-- TASK OBJECTIVE --
Give all of the lines again, with nothing added or dropped.

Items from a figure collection
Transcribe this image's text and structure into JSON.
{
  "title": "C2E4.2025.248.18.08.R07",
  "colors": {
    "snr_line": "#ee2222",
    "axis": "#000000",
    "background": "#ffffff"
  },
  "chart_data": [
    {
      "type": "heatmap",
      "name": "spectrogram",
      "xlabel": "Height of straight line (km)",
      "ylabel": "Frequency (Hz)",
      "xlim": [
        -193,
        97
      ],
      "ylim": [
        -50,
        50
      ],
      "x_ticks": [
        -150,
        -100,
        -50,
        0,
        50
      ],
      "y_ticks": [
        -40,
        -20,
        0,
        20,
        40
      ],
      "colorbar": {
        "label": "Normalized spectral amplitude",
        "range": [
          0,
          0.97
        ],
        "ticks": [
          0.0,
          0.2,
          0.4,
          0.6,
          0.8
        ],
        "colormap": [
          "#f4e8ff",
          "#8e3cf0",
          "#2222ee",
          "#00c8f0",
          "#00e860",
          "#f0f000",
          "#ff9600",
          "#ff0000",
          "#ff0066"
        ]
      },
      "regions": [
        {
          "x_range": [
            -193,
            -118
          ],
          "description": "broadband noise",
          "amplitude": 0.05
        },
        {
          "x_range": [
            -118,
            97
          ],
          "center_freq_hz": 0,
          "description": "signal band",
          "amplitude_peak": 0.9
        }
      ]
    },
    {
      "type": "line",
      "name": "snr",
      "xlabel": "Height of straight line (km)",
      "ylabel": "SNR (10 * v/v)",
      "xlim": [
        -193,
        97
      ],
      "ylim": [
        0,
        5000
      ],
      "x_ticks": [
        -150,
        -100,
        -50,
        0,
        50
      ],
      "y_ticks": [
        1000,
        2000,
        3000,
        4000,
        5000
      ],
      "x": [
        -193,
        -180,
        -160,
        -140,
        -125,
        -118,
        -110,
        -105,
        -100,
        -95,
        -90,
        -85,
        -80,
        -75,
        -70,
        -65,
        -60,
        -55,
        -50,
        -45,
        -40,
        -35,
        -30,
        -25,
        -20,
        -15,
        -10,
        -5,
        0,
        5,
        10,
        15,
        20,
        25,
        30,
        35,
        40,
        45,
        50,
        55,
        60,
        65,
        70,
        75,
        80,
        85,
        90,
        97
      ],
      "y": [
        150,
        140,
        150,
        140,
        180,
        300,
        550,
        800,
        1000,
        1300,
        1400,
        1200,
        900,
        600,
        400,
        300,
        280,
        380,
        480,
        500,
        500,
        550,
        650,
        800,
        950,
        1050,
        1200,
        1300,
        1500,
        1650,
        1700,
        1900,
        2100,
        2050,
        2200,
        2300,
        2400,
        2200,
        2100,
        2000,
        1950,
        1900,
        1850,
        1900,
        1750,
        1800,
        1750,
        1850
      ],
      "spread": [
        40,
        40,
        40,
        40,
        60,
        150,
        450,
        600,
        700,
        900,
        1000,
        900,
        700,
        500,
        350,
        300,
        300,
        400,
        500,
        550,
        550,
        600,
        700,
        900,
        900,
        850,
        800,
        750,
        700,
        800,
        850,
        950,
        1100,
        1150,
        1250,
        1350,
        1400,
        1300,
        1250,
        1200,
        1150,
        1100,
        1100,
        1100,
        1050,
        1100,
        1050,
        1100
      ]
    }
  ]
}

-- ANSWER BELOW --
Transcribe this image's text and structure into JSON.
{
  "title": "C2E4.2025.248.18.08.R07",
  "colors": {
    "snr_line": "#ee2222",
    "axis": "#000000",
    "background": "#ffffff"
  },
  "chart_data": [
    {
      "type": "heatmap",
      "name": "spectrogram",
      "xlabel": "Height of straight line (km)",
      "ylabel": "Frequency (Hz)",
      "xlim": [
        -193,
        97
      ],
      "ylim": [
        -50,
        50
      ],
      "x_ticks": [
        -150,
        -100,
        -50,
        0,
        50
      ],
      "y_ticks": [
        -40,
        -20,
        0,
        20,
        40
      ],
      "colorbar": {
        "label": "Normalized spectral amplitude",
        "range": [
          0,
          0.97
        ],
        "ticks": [
          0.0,
          0.2,
          0.4,
          0.6,
          0.8
        ],
        "colormap": [
          "#f4e8ff",
          "#8e3cf0",
          "#2222ee",
          "#00c8f0",
          "#00e860",
          "#f0f000",
          "#ff9600",
          "#ff0000",
          "#ff0066"
        ]
      },
      "regions": [
        {
          "x_range": [
            -193,
            -118
          ],
          "description": "broadband noise",
          "amplitude": 0.05
        },
        {
          "x_range": [
            -118,
            97
          ],
          "center_freq_hz": 0,
          "description": "signal band",
          "amplitude_peak": 0.9
        }
      ]
    },
    {
      "type": "line",
      "name": "snr",
      "xlabel": "Height of straight line (km)",
      "ylabel": "SNR (10 * v/v)",
      "xlim": [
        -193,
        97
      ],
      "ylim": [
        0,
        5000
      ],
      "x_ticks": [
        -150,
        -100,
        -50,
        0,
        50
      ],
      "y_ticks": [
        1000,
        2000,
        3000,
        4000,
        5000
      ],
      "x": [
        -193,
        -180,
        -160,
        -140,
        -125,
        -118,
        -110,
        -105,
        -100,
        -95,
        -90,
        -85,
        -80,
        -75,
        -70,
        -65,
        -60,
        -55,
        -50,
        -45,
        -40,
        -35,
        -30,
        -25,
        -20,
        -15,
        -10,
        -5,
        0,
        5,
        10,
        15,
        20,
        25,
        30,
        35,
        40,
        45,
        50,
        55,
        60,
        65,
        70,
        75,
        80,
        85,
        90,
        97
      ],
      "y": [
        150,
        140,
        150,
        140,
        180,
        300,
        550,
        800,
        1000,
        1300,
        1400,
        1200,
        900,
        600,
        400,
        300,
        280,
        380,
        480,
        500,
        500,
        550,
        650,
        800,
        950,
        1050,
        1200,
        1300,
        1500,
        1650,
        1700,
        1900,
        2100,
        2050,
        2200,
        2300,
        2400,
        2200,
        2100,
        2000,
        1950,
        1900,
        1850,
        1900,
        1750,
        1800,
        1750,
        1850
      ],
      "spread": [
        40,
        40,
        40,
        40,
        60,
        150,
        450,
        600,
        700,
        900,
        1000,
        900,
        700,
        500,
        350,
        300,
        300,
        400,
        500,
        550,
        550,
        600,
        700,
        900,
        900,
        850,
        800,
        750,
        700,
        800,
        850,
        950,
        1100,
        1150,
        1250,
        1350,
        1400,
        1300,
        1250,
        1200,
        1150,
        1100,
        1100,
        1100,
        1050,
        1100,
        1050,
        1100
      ]
    }
  ]
}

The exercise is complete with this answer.